■ TASK TO CARRY OUT ■
Reproduce the lines below, from the first one through the line containing "slide-right-heading: 잠재대상국 개발협력체계", including both ends, with nothing changed.
------ RECORDED INFORMATION
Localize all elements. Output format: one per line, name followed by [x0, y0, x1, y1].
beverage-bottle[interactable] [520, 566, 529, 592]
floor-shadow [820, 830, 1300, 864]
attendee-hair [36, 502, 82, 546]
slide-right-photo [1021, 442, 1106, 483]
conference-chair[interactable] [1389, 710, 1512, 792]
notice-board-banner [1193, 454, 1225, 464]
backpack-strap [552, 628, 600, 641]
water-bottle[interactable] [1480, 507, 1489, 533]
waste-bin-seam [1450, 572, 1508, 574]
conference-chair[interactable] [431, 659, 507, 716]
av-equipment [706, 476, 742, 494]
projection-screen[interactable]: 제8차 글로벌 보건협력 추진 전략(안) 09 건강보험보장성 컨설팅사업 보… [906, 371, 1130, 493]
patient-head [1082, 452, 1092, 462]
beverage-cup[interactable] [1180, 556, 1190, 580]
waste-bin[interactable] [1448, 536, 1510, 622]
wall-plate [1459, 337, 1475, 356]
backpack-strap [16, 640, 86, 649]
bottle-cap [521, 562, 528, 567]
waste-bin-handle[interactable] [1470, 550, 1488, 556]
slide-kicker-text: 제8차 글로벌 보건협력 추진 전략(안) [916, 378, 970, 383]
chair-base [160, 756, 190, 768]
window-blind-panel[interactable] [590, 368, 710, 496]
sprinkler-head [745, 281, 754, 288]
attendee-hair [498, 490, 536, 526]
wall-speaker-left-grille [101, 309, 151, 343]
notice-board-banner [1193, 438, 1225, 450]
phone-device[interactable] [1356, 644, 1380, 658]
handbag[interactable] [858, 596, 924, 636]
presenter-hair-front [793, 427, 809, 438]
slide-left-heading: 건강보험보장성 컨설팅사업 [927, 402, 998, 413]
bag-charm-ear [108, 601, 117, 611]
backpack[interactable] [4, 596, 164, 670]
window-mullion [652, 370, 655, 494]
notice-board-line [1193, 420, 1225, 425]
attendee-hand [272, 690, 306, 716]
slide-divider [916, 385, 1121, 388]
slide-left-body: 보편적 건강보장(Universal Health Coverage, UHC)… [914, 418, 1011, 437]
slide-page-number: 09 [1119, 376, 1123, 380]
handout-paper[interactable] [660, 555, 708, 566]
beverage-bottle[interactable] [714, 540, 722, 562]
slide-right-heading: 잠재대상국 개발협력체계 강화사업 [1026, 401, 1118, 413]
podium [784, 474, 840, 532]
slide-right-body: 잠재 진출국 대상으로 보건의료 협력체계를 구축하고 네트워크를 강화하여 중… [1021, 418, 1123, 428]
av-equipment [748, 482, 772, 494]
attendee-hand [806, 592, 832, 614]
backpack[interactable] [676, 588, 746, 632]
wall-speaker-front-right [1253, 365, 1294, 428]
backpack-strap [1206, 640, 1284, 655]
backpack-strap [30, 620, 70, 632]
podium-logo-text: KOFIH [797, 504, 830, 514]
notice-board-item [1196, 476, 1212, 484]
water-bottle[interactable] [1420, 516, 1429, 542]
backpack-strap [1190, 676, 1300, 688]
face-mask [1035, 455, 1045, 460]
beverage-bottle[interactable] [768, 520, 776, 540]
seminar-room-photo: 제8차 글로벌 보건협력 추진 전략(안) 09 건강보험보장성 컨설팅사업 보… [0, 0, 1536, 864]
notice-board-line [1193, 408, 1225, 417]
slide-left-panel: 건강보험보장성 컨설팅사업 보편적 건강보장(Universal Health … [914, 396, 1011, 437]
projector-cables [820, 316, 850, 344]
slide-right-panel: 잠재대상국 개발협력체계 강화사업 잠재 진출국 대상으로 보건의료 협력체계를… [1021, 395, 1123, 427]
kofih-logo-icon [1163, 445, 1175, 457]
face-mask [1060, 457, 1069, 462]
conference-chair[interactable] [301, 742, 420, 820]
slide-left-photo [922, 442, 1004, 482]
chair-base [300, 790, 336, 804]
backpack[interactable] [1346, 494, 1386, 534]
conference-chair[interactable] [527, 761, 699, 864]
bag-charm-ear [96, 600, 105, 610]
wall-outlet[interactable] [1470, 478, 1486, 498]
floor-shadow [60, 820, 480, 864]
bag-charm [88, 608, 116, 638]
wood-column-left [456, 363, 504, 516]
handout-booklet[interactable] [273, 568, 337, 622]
------------
■ EXERCISE SOLUTION ■
Localize all elements. Output format: one per line, name followed by [x0, y0, x1, y1].
beverage-bottle[interactable] [520, 566, 529, 592]
floor-shadow [820, 830, 1300, 864]
attendee-hair [36, 502, 82, 546]
slide-right-photo [1021, 442, 1106, 483]
conference-chair[interactable] [1389, 710, 1512, 792]
notice-board-banner [1193, 454, 1225, 464]
backpack-strap [552, 628, 600, 641]
water-bottle[interactable] [1480, 507, 1489, 533]
waste-bin-seam [1450, 572, 1508, 574]
conference-chair[interactable] [431, 659, 507, 716]
av-equipment [706, 476, 742, 494]
projection-screen[interactable]: 제8차 글로벌 보건협력 추진 전략(안) 09 건강보험보장성 컨설팅사업 보… [906, 371, 1130, 493]
patient-head [1082, 452, 1092, 462]
beverage-cup[interactable] [1180, 556, 1190, 580]
waste-bin[interactable] [1448, 536, 1510, 622]
wall-plate [1459, 337, 1475, 356]
backpack-strap [16, 640, 86, 649]
bottle-cap [521, 562, 528, 567]
waste-bin-handle[interactable] [1470, 550, 1488, 556]
slide-kicker-text: 제8차 글로벌 보건협력 추진 전략(안) [916, 378, 970, 383]
chair-base [160, 756, 190, 768]
window-blind-panel[interactable] [590, 368, 710, 496]
sprinkler-head [745, 281, 754, 288]
attendee-hair [498, 490, 536, 526]
wall-speaker-left-grille [101, 309, 151, 343]
notice-board-banner [1193, 438, 1225, 450]
phone-device[interactable] [1356, 644, 1380, 658]
handbag[interactable] [858, 596, 924, 636]
presenter-hair-front [793, 427, 809, 438]
slide-left-heading: 건강보험보장성 컨설팅사업 [927, 402, 998, 413]
bag-charm-ear [108, 601, 117, 611]
backpack[interactable] [4, 596, 164, 670]
window-mullion [652, 370, 655, 494]
notice-board-line [1193, 420, 1225, 425]
attendee-hand [272, 690, 306, 716]
slide-divider [916, 385, 1121, 388]
slide-left-body: 보편적 건강보장(Universal Health Coverage, UHC)… [914, 418, 1011, 437]
slide-page-number: 09 [1119, 376, 1123, 380]
handout-paper[interactable] [660, 555, 708, 566]
beverage-bottle[interactable] [714, 540, 722, 562]
slide-right-heading: 잠재대상국 개발협력체계 강화사업 [1026, 401, 1118, 413]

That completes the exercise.